- [Task]:
Quote the data below in full, please, without altering anything.

- [Data to use]:
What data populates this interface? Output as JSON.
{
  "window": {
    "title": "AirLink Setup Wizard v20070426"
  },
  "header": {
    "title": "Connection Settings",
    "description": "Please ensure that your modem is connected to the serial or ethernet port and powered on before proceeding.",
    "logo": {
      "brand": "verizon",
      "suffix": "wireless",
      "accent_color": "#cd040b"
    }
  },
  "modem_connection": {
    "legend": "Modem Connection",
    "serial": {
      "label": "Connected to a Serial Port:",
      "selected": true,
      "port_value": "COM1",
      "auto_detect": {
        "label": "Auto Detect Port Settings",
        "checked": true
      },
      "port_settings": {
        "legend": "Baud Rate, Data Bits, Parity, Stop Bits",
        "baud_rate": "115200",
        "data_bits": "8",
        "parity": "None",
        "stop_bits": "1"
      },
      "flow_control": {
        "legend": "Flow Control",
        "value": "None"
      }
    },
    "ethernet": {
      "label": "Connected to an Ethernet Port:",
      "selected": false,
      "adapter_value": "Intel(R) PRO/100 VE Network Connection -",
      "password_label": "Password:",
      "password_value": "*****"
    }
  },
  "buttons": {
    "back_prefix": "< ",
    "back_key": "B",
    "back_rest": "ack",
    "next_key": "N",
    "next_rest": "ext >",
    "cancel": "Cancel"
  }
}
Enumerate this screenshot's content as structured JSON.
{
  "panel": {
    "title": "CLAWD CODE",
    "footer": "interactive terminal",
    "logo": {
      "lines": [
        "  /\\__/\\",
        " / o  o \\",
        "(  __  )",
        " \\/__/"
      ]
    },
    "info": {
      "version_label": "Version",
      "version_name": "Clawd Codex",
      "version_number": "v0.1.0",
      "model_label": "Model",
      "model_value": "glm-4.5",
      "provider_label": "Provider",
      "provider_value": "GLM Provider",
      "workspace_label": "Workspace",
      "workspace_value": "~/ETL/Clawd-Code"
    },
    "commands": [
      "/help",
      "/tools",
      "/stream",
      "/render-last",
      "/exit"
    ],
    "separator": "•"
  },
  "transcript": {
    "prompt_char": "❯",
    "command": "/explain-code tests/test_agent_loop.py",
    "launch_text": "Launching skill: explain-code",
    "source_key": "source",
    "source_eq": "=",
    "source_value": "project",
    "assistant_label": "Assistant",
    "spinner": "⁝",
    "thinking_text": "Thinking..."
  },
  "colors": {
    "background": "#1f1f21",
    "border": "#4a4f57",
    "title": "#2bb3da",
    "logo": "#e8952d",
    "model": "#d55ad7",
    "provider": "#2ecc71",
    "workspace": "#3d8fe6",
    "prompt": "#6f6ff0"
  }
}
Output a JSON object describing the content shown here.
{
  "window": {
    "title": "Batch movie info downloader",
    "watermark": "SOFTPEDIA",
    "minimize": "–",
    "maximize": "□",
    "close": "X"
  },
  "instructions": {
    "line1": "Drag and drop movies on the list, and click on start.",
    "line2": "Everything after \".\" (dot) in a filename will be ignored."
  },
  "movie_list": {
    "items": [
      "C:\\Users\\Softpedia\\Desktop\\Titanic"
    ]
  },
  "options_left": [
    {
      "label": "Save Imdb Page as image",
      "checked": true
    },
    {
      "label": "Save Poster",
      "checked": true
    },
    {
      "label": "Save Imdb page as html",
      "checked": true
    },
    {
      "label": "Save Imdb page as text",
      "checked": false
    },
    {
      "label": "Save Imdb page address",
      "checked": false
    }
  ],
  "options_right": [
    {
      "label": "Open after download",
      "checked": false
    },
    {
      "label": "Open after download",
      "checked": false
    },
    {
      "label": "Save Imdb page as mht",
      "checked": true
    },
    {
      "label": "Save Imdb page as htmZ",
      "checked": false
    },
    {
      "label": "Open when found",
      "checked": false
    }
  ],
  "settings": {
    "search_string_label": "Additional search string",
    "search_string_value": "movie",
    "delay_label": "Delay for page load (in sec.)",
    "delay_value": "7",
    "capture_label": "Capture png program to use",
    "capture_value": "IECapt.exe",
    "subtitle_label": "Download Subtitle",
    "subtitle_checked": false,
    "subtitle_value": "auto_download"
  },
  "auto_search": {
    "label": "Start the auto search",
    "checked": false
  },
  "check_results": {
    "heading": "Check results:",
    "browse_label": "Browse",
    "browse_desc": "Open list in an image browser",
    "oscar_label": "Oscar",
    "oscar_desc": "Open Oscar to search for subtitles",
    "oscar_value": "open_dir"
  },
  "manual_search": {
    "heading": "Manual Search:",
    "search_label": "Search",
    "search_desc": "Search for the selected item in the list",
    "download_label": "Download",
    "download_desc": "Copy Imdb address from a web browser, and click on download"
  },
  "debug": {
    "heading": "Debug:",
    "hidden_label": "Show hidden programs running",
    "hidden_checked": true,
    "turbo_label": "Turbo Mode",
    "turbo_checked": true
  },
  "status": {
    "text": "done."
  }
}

- [Result for this exercise]:
What data populates this interface? Output as JSON.
{
  "window": {
    "title": "AirLink Setup Wizard v20070426"
  },
  "header": {
    "title": "Connection Settings",
    "description": "Please ensure that your modem is connected to the serial or ethernet port and powered on before proceeding.",
    "logo": {
      "brand": "verizon",
      "suffix": "wireless",
      "accent_color": "#cd040b"
    }
  },
  "modem_connection": {
    "legend": "Modem Connection",
    "serial": {
      "label": "Connected to a Serial Port:",
      "selected": true,
      "port_value": "COM1",
      "auto_detect": {
        "label": "Auto Detect Port Settings",
        "checked": true
      },
      "port_settings": {
        "legend": "Baud Rate, Data Bits, Parity, Stop Bits",
        "baud_rate": "115200",
        "data_bits": "8",
        "parity": "None",
        "stop_bits": "1"
      },
      "flow_control": {
        "legend": "Flow Control",
        "value": "None"
      }
    },
    "ethernet": {
      "label": "Connected to an Ethernet Port:",
      "selected": false,
      "adapter_value": "Intel(R) PRO/100 VE Network Connection -",
      "password_label": "Password:",
      "password_value": "*****"
    }
  },
  "buttons": {
    "back_prefix": "< ",
    "back_key": "B",
    "back_rest": "ack",
    "next_key": "N",
    "next_rest": "ext >",
    "cancel": "Cancel"
  }
}
Enumerate this screenshot's content as structured JSON.
{
  "panel": {
    "title": "CLAWD CODE",
    "footer": "interactive terminal",
    "logo": {
      "lines": [
        "  /\\__/\\",
        " / o  o \\",
        "(  __  )",
        " \\/__/"
      ]
    },
    "info": {
      "version_label": "Version",
      "version_name": "Clawd Codex",
      "version_number": "v0.1.0",
      "model_label": "Model",
      "model_value": "glm-4.5",
      "provider_label": "Provider",
      "provider_value": "GLM Provider",
      "workspace_label": "Workspace",
      "workspace_value": "~/ETL/Clawd-Code"
    },
    "commands": [
      "/help",
      "/tools",
      "/stream",
      "/render-last",
      "/exit"
    ],
    "separator": "•"
  },
  "transcript": {
    "prompt_char": "❯",
    "command": "/explain-code tests/test_agent_loop.py",
    "launch_text": "Launching skill: explain-code",
    "source_key": "source",
    "source_eq": "=",
    "source_value": "project",
    "assistant_label": "Assistant",
    "spinner": "⁝",
    "thinking_text": "Thinking..."
  },
  "colors": {
    "background": "#1f1f21",
    "border": "#4a4f57",
    "title": "#2bb3da",
    "logo": "#e8952d",
    "model": "#d55ad7",
    "provider": "#2ecc71",
    "workspace": "#3d8fe6",
    "prompt": "#6f6ff0"
  }
}
Output a JSON object describing the content shown here.
{
  "window": {
    "title": "Batch movie info downloader",
    "watermark": "SOFTPEDIA",
    "minimize": "–",
    "maximize": "□",
    "close": "X"
  },
  "instructions": {
    "line1": "Drag and drop movies on the list, and click on start.",
    "line2": "Everything after \".\" (dot) in a filename will be ignored."
  },
  "movie_list": {
    "items": [
      "C:\\Users\\Softpedia\\Desktop\\Titanic"
    ]
  },
  "options_left": [
    {
      "label": "Save Imdb Page as image",
      "checked": true
    },
    {
      "label": "Save Poster",
      "checked": true
    },
    {
      "label": "Save Imdb page as html",
      "checked": true
    },
    {
      "label": "Save Imdb page as text",
      "checked": false
    },
    {
      "label": "Save Imdb page address",
      "checked": false
    }
  ],
  "options_right": [
    {
      "label": "Open after download",
      "checked": false
    },
    {
      "label": "Open after download",
      "checked": false
    },
    {
      "label": "Save Imdb page as mht",
      "checked": true
    },
    {
      "label": "Save Imdb page as htmZ",
      "checked": false
    },
    {
      "label": "Open when found",
      "checked": false
    }
  ],
  "settings": {
    "search_string_label": "Additional search string",
    "search_string_value": "movie",
    "delay_label": "Delay for page load (in sec.)",
    "delay_value": "7",
    "capture_label": "Capture png program to use",
    "capture_value": "IECapt.exe",
    "subtitle_label": "Download Subtitle",
    "subtitle_checked": false,
    "subtitle_value": "auto_download"
  },
  "auto_search": {
    "label": "Start the auto search",
    "checked": false
  },
  "check_results": {
    "heading": "Check results:",
    "browse_label": "Browse",
    "browse_desc": "Open list in an image browser",
    "oscar_label": "Oscar",
    "oscar_desc": "Open Oscar to search for subtitles",
    "oscar_value": "open_dir"
  },
  "manual_search": {
    "heading": "Manual Search:",
    "search_label": "Search",
    "search_desc": "Search for the selected item in the list",
    "download_label": "Download",
    "download_desc": "Copy Imdb address from a web browser, and click on download"
  },
  "debug": {
    "heading": "Debug:",
    "hidden_label": "Show hidden programs running",
    "hidden_checked": true,
    "turbo_label": "Turbo Mode",
    "turbo_checked": true
  },
  "status": {
    "text": "done."
  }
}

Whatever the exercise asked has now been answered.